[Figure data in JSON]
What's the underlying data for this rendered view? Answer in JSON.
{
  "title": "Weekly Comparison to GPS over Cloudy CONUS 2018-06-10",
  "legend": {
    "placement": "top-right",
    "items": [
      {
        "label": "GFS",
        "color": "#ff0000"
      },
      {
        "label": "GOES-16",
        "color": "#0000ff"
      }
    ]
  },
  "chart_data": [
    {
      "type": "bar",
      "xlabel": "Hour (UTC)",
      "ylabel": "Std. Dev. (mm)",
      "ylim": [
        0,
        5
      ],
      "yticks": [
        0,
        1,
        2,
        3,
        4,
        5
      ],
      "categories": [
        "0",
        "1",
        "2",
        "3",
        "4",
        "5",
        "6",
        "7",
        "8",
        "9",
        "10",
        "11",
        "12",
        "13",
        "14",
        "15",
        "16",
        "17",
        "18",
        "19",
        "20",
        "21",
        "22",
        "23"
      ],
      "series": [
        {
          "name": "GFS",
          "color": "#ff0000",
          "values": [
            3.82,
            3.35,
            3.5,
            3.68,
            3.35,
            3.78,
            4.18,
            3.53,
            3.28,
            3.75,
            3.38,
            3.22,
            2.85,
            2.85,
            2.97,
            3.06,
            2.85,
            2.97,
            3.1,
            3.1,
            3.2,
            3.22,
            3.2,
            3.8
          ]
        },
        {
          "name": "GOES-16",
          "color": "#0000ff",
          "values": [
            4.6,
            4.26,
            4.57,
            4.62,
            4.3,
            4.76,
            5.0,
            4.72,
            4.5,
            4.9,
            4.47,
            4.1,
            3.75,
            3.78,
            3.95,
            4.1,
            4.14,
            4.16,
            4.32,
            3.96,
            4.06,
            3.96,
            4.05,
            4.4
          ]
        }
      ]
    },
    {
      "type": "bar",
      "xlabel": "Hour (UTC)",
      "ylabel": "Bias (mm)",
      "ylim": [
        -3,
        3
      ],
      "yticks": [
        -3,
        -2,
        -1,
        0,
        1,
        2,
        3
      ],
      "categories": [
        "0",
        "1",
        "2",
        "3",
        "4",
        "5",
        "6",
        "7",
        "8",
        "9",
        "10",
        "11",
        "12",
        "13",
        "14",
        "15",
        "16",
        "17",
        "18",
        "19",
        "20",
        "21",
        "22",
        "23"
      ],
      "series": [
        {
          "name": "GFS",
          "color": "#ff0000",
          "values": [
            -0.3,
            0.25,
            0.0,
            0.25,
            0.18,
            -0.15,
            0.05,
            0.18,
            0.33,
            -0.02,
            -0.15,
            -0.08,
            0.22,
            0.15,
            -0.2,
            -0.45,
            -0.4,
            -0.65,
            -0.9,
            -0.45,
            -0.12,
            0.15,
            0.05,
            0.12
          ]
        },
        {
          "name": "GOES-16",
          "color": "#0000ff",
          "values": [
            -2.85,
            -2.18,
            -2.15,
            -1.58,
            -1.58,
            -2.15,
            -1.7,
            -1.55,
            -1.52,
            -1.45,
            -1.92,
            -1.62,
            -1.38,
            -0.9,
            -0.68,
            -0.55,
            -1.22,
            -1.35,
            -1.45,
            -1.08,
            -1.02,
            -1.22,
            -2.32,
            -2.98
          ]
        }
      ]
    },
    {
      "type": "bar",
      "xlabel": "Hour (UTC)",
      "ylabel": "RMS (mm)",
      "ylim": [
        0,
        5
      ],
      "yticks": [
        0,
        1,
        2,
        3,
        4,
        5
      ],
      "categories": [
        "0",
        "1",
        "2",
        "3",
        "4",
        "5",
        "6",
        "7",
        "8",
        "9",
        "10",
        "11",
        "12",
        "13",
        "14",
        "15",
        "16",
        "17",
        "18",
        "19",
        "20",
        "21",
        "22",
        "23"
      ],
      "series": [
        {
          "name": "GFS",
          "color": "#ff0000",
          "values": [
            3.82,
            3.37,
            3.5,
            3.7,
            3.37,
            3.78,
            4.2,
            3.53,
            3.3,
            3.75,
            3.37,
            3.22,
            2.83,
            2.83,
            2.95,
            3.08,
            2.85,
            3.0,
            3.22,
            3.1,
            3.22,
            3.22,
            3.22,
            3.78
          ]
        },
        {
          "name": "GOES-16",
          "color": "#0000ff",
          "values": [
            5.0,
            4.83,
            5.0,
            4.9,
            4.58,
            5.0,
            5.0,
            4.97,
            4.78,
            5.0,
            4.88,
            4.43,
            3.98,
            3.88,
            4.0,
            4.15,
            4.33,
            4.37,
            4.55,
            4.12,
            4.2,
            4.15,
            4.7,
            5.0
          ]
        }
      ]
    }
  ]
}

* **The exercise**: Please set down all the data word for word.

* **Exercise result**:
What's the underlying data for this rendered view? Answer in JSON.
{
  "title": "Weekly Comparison to GPS over Cloudy CONUS 2018-06-10",
  "legend": {
    "placement": "top-right",
    "items": [
      {
        "label": "GFS",
        "color": "#ff0000"
      },
      {
        "label": "GOES-16",
        "color": "#0000ff"
      }
    ]
  },
  "chart_data": [
    {
      "type": "bar",
      "xlabel": "Hour (UTC)",
      "ylabel": "Std. Dev. (mm)",
      "ylim": [
        0,
        5
      ],
      "yticks": [
        0,
        1,
        2,
        3,
        4,
        5
      ],
      "categories": [
        "0",
        "1",
        "2",
        "3",
        "4",
        "5",
        "6",
        "7",
        "8",
        "9",
        "10",
        "11",
        "12",
        "13",
        "14",
        "15",
        "16",
        "17",
        "18",
        "19",
        "20",
        "21",
        "22",
        "23"
      ],
      "series": [
        {
          "name": "GFS",
          "color": "#ff0000",
          "values": [
            3.82,
            3.35,
            3.5,
            3.68,
            3.35,
            3.78,
            4.18,
            3.53,
            3.28,
            3.75,
            3.38,
            3.22,
            2.85,
            2.85,
            2.97,
            3.06,
            2.85,
            2.97,
            3.1,
            3.1,
            3.2,
            3.22,
            3.2,
            3.8
          ]
        },
        {
          "name": "GOES-16",
          "color": "#0000ff",
          "values": [
            4.6,
            4.26,
            4.57,
            4.62,
            4.3,
            4.76,
            5.0,
            4.72,
            4.5,
            4.9,
            4.47,
            4.1,
            3.75,
            3.78,
            3.95,
            4.1,
            4.14,
            4.16,
            4.32,
            3.96,
            4.06,
            3.96,
            4.05,
            4.4
          ]
        }
      ]
    },
    {
      "type": "bar",
      "xlabel": "Hour (UTC)",
      "ylabel": "Bias (mm)",
      "ylim": [
        -3,
        3
      ],
      "yticks": [
        -3,
        -2,
        -1,
        0,
        1,
        2,
        3
      ],
      "categories": [
        "0",
        "1",
        "2",
        "3",
        "4",
        "5",
        "6",
        "7",
        "8",
        "9",
        "10",
        "11",
        "12",
        "13",
        "14",
        "15",
        "16",
        "17",
        "18",
        "19",
        "20",
        "21",
        "22",
        "23"
      ],
      "series": [
        {
          "name": "GFS",
          "color": "#ff0000",
          "values": [
            -0.3,
            0.25,
            0.0,
            0.25,
            0.18,
            -0.15,
            0.05,
            0.18,
            0.33,
            -0.02,
            -0.15,
            -0.08,
            0.22,
            0.15,
            -0.2,
            -0.45,
            -0.4,
            -0.65,
            -0.9,
            -0.45,
            -0.12,
            0.15,
            0.05,
            0.12
          ]
        },
        {
          "name": "GOES-16",
          "color": "#0000ff",
          "values": [
            -2.85,
            -2.18,
            -2.15,
            -1.58,
            -1.58,
            -2.15,
            -1.7,
            -1.55,
            -1.52,
            -1.45,
            -1.92,
            -1.62,
            -1.38,
            -0.9,
            -0.68,
            -0.55,
            -1.22,
            -1.35,
            -1.45,
            -1.08,
            -1.02,
            -1.22,
            -2.32,
            -2.98
          ]
        }
      ]
    },
    {
      "type": "bar",
      "xlabel": "Hour (UTC)",
      "ylabel": "RMS (mm)",
      "ylim": [
        0,
        5
      ],
      "yticks": [
        0,
        1,
        2,
        3,
        4,
        5
      ],
      "categories": [
        "0",
        "1",
        "2",
        "3",
        "4",
        "5",
        "6",
        "7",
        "8",
        "9",
        "10",
        "11",
        "12",
        "13",
        "14",
        "15",
        "16",
        "17",
        "18",
        "19",
        "20",
        "21",
        "22",
        "23"
      ],
      "series": [
        {
          "name": "GFS",
          "color": "#ff0000",
          "values": [
            3.82,
            3.37,
            3.5,
            3.7,
            3.37,
            3.78,
            4.2,
            3.53,
            3.3,
            3.75,
            3.37,
            3.22,
            2.83,
            2.83,
            2.95,
            3.08,
            2.85,
            3.0,
            3.22,
            3.1,
            3.22,
            3.22,
            3.22,
            3.78
          ]
        },
        {
          "name": "GOES-16",
          "color": "#0000ff",
          "values": [
            5.0,
            4.83,
            5.0,
            4.9,
            4.58,
            5.0,
            5.0,
            4.97,
            4.78,
            5.0,
            4.88,
            4.43,
            3.98,
            3.88,
            4.0,
            4.15,
            4.33,
            4.37,
            4.55,
            4.12,
            4.2,
            4.15,
            4.7,
            5.0
          ]
        }
      ]
    }
  ]
}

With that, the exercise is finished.